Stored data
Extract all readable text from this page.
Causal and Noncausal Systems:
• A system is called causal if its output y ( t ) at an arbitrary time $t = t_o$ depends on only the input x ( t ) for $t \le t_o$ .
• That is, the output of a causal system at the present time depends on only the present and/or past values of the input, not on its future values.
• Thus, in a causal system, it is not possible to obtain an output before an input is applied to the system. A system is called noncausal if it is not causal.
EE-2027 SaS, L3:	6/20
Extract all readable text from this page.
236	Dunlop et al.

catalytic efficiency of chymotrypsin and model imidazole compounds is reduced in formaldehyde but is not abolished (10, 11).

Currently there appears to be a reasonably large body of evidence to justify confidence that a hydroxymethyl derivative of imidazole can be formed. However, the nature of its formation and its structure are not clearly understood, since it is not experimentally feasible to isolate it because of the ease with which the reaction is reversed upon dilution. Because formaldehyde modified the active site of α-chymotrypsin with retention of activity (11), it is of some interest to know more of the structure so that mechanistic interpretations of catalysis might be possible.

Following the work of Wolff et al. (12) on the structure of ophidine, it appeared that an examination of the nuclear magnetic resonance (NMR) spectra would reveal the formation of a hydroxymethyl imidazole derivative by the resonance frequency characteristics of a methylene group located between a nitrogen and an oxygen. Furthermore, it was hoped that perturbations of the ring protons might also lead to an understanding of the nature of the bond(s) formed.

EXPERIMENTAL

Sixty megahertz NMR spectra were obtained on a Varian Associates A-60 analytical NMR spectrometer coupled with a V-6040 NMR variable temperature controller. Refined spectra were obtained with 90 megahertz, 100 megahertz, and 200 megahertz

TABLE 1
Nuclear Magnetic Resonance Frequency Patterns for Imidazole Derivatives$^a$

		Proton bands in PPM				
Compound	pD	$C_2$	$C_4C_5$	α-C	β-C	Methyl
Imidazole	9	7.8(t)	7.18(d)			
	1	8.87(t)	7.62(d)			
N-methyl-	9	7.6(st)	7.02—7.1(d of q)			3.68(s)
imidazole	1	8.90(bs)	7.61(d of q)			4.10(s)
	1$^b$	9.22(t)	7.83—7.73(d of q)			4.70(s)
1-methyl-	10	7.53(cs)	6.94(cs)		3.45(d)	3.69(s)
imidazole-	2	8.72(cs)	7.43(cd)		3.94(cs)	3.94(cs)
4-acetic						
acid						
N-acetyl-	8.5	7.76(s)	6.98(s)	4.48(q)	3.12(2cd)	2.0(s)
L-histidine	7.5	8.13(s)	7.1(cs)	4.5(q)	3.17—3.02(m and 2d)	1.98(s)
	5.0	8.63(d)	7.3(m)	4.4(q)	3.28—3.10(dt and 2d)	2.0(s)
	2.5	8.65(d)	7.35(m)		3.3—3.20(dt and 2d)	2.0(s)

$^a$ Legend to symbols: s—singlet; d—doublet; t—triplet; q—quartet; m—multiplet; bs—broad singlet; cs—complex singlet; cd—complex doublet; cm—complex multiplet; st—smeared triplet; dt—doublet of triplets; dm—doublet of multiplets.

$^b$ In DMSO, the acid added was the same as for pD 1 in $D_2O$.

SHORT TASK:
Output the complete data exactly as written.

TASK RESULT:
Extract all readable text from this page.
Causal and Noncausal Systems:
• A system is called causal if its output y ( t ) at an arbitrary time $t = t_o$ depends on only the input x ( t ) for $t \le t_o$ .
• That is, the output of a causal system at the present time depends on only the present and/or past values of the input, not on its future values.
• Thus, in a causal system, it is not possible to obtain an output before an input is applied to the system. A system is called noncausal if it is not causal.
EE-2027 SaS, L3:	6/20
Extract all readable text from this page.
236	Dunlop et al.

catalytic efficiency of chymotrypsin and model imidazole compounds is reduced in formaldehyde but is not abolished (10, 11).

Currently there appears to be a reasonably large body of evidence to justify confidence that a hydroxymethyl derivative of imidazole can be formed. However, the nature of its formation and its structure are not clearly understood, since it is not experimentally feasible to isolate it because of the ease with which the reaction is reversed upon dilution. Because formaldehyde modified the active site of α-chymotrypsin with retention of activity (11), it is of some interest to know more of the structure so that mechanistic interpretations of catalysis might be possible.

Following the work of Wolff et al. (12) on the structure of ophidine, it appeared that an examination of the nuclear magnetic resonance (NMR) spectra would reveal the formation of a hydroxymethyl imidazole derivative by the resonance frequency characteristics of a methylene group located between a nitrogen and an oxygen. Furthermore, it was hoped that perturbations of the ring protons might also lead to an understanding of the nature of the bond(s) formed.

EXPERIMENTAL

Sixty megahertz NMR spectra were obtained on a Varian Associates A-60 analytical NMR spectrometer coupled with a V-6040 NMR variable temperature controller. Refined spectra were obtained with 90 megahertz, 100 megahertz, and 200 megahertz

TABLE 1
Nuclear Magnetic Resonance Frequency Patterns for Imidazole Derivatives$^a$

		Proton bands in PPM				
Compound	pD	$C_2$	$C_4C_5$	α-C	β-C	Methyl
Imidazole	9	7.8(t)	7.18(d)			
	1	8.87(t)	7.62(d)			
N-methyl-	9	7.6(st)	7.02—7.1(d of q)			3.68(s)
imidazole	1	8.90(bs)	7.61(d of q)			4.10(s)
	1$^b$	9.22(t)	7.83—7.73(d of q)			4.70(s)
1-methyl-	10	7.53(cs)	6.94(cs)		3.45(d)	3.69(s)
imidazole-	2	8.72(cs)	7.43(cd)		3.94(cs)	3.94(cs)
4-acetic						
acid						
N-acetyl-	8.5	7.76(s)	6.98(s)	4.48(q)	3.12(2cd)	2.0(s)
L-histidine	7.5	8.13(s)	7.1(cs)	4.5(q)	3.17—3.02(m and 2d)	1.98(s)
	5.0	8.63(d)	7.3(m)	4.4(q)	3.28—3.10(dt and 2d)	2.0(s)
	2.5	8.65(d)	7.35(m)		3.3—3.20(dt and 2d)	2.0(s)

$^a$ Legend to symbols: s—singlet; d—doublet; t—triplet; q—quartet; m—multiplet; bs—broad singlet; cs—complex singlet; cd—complex doublet; cm—complex multiplet; st—smeared triplet; dt—doublet of triplets; dm—doublet of multiplets.

$^b$ In DMSO, the acid added was the same as for pD 1 in $D_2O$.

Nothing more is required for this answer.